[START MATERIAL SUPPLIED]
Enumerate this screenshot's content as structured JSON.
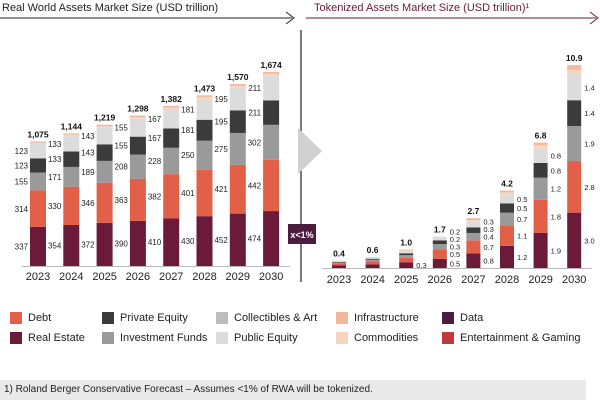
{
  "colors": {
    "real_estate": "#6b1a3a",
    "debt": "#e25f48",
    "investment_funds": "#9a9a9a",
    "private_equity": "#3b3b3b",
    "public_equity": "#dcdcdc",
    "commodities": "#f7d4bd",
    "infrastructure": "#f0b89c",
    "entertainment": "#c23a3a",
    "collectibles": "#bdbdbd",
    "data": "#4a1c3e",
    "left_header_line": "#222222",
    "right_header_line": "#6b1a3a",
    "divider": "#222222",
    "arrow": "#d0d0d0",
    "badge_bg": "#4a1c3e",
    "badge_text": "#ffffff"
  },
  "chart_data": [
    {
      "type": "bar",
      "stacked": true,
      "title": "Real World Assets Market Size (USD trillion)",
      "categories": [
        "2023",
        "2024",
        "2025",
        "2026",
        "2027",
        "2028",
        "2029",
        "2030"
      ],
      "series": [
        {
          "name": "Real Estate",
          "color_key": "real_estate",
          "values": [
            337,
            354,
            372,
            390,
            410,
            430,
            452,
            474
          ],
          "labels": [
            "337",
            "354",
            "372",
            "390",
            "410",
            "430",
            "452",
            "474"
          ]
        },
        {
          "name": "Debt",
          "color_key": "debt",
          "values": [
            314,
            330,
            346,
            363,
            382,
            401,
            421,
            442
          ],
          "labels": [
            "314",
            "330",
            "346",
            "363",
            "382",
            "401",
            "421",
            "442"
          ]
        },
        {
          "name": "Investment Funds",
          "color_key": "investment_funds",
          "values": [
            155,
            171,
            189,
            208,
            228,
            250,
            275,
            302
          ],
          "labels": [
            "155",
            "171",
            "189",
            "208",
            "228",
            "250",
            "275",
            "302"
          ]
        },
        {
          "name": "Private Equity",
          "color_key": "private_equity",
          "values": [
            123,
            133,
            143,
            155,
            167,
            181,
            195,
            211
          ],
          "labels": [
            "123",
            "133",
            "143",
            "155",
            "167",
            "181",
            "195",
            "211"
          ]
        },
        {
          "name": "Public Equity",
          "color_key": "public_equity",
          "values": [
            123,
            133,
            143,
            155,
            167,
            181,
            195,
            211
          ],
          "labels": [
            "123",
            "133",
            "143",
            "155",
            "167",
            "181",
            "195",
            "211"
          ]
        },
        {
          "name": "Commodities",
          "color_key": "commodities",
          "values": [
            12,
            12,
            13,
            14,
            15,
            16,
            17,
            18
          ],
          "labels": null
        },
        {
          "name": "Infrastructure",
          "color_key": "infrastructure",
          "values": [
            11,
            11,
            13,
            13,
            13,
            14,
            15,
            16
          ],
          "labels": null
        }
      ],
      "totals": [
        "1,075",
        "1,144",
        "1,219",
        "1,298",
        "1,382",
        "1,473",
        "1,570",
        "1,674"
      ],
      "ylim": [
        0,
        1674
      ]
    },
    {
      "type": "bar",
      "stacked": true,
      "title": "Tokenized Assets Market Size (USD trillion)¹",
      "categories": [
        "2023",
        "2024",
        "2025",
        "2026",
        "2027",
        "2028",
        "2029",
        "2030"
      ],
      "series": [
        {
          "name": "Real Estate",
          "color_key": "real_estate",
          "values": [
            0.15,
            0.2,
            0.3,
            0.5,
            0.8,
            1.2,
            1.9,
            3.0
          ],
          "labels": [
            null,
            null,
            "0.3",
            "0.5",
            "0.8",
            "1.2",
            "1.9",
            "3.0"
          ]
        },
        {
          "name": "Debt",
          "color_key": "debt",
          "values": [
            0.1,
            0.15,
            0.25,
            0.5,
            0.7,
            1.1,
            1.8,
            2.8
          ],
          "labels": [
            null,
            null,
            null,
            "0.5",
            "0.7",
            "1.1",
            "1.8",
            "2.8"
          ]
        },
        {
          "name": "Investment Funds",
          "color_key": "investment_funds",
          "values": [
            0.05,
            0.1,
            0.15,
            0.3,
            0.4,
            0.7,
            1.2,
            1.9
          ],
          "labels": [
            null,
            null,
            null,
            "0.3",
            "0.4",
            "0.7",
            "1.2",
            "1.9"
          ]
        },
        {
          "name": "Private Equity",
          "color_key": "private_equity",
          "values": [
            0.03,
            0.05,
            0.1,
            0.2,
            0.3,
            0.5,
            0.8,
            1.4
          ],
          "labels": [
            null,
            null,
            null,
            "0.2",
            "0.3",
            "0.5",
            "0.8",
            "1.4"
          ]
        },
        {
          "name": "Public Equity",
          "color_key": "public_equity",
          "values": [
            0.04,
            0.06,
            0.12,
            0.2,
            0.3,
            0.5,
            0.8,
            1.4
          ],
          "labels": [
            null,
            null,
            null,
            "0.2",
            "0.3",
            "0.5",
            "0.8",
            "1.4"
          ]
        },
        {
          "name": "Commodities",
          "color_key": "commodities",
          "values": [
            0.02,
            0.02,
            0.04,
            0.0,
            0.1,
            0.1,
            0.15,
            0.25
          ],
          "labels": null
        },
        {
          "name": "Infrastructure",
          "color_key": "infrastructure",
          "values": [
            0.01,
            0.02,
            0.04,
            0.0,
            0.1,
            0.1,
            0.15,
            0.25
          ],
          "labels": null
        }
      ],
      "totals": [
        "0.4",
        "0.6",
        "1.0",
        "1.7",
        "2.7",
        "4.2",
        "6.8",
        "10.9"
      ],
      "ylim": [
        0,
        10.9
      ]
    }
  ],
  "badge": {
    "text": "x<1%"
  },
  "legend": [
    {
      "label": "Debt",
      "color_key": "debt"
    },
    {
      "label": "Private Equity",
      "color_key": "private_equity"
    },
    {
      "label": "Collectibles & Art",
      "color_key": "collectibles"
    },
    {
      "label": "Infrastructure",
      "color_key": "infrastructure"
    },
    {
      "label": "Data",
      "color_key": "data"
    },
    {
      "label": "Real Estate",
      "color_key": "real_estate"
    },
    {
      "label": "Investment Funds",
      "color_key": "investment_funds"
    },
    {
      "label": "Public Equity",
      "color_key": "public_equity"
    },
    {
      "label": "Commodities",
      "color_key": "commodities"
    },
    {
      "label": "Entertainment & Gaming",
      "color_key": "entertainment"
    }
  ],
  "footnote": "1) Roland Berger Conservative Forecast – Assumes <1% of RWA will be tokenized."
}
[END MATERIAL SUPPLIED]
→ **EXERCISE**: Leave out all pictures, then copy the remaining material exactly.

→ **COMPLETE ANSWER**:
Enumerate this screenshot's content as structured JSON.
{
  "colors": {
    "real_estate": "#6b1a3a",
    "debt": "#e25f48",
    "investment_funds": "#9a9a9a",
    "private_equity": "#3b3b3b",
    "public_equity": "#dcdcdc",
    "commodities": "#f7d4bd",
    "infrastructure": "#f0b89c",
    "entertainment": "#c23a3a",
    "collectibles": "#bdbdbd",
    "data": "#4a1c3e",
    "left_header_line": "#222222",
    "right_header_line": "#6b1a3a",
    "divider": "#222222",
    "arrow": "#d0d0d0",
    "badge_bg": "#4a1c3e",
    "badge_text": "#ffffff"
  },
  "chart_data": [
    {
      "type": "bar",
      "stacked": true,
      "title": "Real World Assets Market Size (USD trillion)",
      "categories": [
        "2023",
        "2024",
        "2025",
        "2026",
        "2027",
        "2028",
        "2029",
        "2030"
      ],
      "series": [
        {
          "name": "Real Estate",
          "color_key": "real_estate",
          "values": [
            337,
            354,
            372,
            390,
            410,
            430,
            452,
            474
          ],
          "labels": [
            "337",
            "354",
            "372",
            "390",
            "410",
            "430",
            "452",
            "474"
          ]
        },
        {
          "name": "Debt",
          "color_key": "debt",
          "values": [
            314,
            330,
            346,
            363,
            382,
            401,
            421,
            442
          ],
          "labels": [
            "314",
            "330",
            "346",
            "363",
            "382",
            "401",
            "421",
            "442"
          ]
        },
        {
          "name": "Investment Funds",
          "color_key": "investment_funds",
          "values": [
            155,
            171,
            189,
            208,
            228,
            250,
            275,
            302
          ],
          "labels": [
            "155",
            "171",
            "189",
            "208",
            "228",
            "250",
            "275",
            "302"
          ]
        },
        {
          "name": "Private Equity",
          "color_key": "private_equity",
          "values": [
            123,
            133,
            143,
            155,
            167,
            181,
            195,
            211
          ],
          "labels": [
            "123",
            "133",
            "143",
            "155",
            "167",
            "181",
            "195",
            "211"
          ]
        },
        {
          "name": "Public Equity",
          "color_key": "public_equity",
          "values": [
            123,
            133,
            143,
            155,
            167,
            181,
            195,
            211
          ],
          "labels": [
            "123",
            "133",
            "143",
            "155",
            "167",
            "181",
            "195",
            "211"
          ]
        },
        {
          "name": "Commodities",
          "color_key": "commodities",
          "values": [
            12,
            12,
            13,
            14,
            15,
            16,
            17,
            18
          ],
          "labels": null
        },
        {
          "name": "Infrastructure",
          "color_key": "infrastructure",
          "values": [
            11,
            11,
            13,
            13,
            13,
            14,
            15,
            16
          ],
          "labels": null
        }
      ],
      "totals": [
        "1,075",
        "1,144",
        "1,219",
        "1,298",
        "1,382",
        "1,473",
        "1,570",
        "1,674"
      ],
      "ylim": [
        0,
        1674
      ]
    },
    {
      "type": "bar",
      "stacked": true,
      "title": "Tokenized Assets Market Size (USD trillion)¹",
      "categories": [
        "2023",
        "2024",
        "2025",
        "2026",
        "2027",
        "2028",
        "2029",
        "2030"
      ],
      "series": [
        {
          "name": "Real Estate",
          "color_key": "real_estate",
          "values": [
            0.15,
            0.2,
            0.3,
            0.5,
            0.8,
            1.2,
            1.9,
            3.0
          ],
          "labels": [
            null,
            null,
            "0.3",
            "0.5",
            "0.8",
            "1.2",
            "1.9",
            "3.0"
          ]
        },
        {
          "name": "Debt",
          "color_key": "debt",
          "values": [
            0.1,
            0.15,
            0.25,
            0.5,
            0.7,
            1.1,
            1.8,
            2.8
          ],
          "labels": [
            null,
            null,
            null,
            "0.5",
            "0.7",
            "1.1",
            "1.8",
            "2.8"
          ]
        },
        {
          "name": "Investment Funds",
          "color_key": "investment_funds",
          "values": [
            0.05,
            0.1,
            0.15,
            0.3,
            0.4,
            0.7,
            1.2,
            1.9
          ],
          "labels": [
            null,
            null,
            null,
            "0.3",
            "0.4",
            "0.7",
            "1.2",
            "1.9"
          ]
        },
        {
          "name": "Private Equity",
          "color_key": "private_equity",
          "values": [
            0.03,
            0.05,
            0.1,
            0.2,
            0.3,
            0.5,
            0.8,
            1.4
          ],
          "labels": [
            null,
            null,
            null,
            "0.2",
            "0.3",
            "0.5",
            "0.8",
            "1.4"
          ]
        },
        {
          "name": "Public Equity",
          "color_key": "public_equity",
          "values": [
            0.04,
            0.06,
            0.12,
            0.2,
            0.3,
            0.5,
            0.8,
            1.4
          ],
          "labels": [
            null,
            null,
            null,
            "0.2",
            "0.3",
            "0.5",
            "0.8",
            "1.4"
          ]
        },
        {
          "name": "Commodities",
          "color_key": "commodities",
          "values": [
            0.02,
            0.02,
            0.04,
            0.0,
            0.1,
            0.1,
            0.15,
            0.25
          ],
          "labels": null
        },
        {
          "name": "Infrastructure",
          "color_key": "infrastructure",
          "values": [
            0.01,
            0.02,
            0.04,
            0.0,
            0.1,
            0.1,
            0.15,
            0.25
          ],
          "labels": null
        }
      ],
      "totals": [
        "0.4",
        "0.6",
        "1.0",
        "1.7",
        "2.7",
        "4.2",
        "6.8",
        "10.9"
      ],
      "ylim": [
        0,
        10.9
      ]
    }
  ],
  "badge": {
    "text": "x<1%"
  },
  "legend": [
    {
      "label": "Debt",
      "color_key": "debt"
    },
    {
      "label": "Private Equity",
      "color_key": "private_equity"
    },
    {
      "label": "Collectibles & Art",
      "color_key": "collectibles"
    },
    {
      "label": "Infrastructure",
      "color_key": "infrastructure"
    },
    {
      "label": "Data",
      "color_key": "data"
    },
    {
      "label": "Real Estate",
      "color_key": "real_estate"
    },
    {
      "label": "Investment Funds",
      "color_key": "investment_funds"
    },
    {
      "label": "Public Equity",
      "color_key": "public_equity"
    },
    {
      "label": "Commodities",
      "color_key": "commodities"
    },
    {
      "label": "Entertainment & Gaming",
      "color_key": "entertainment"
    }
  ],
  "footnote": "1) Roland Berger Conservative Forecast – Assumes <1% of RWA will be tokenized."
}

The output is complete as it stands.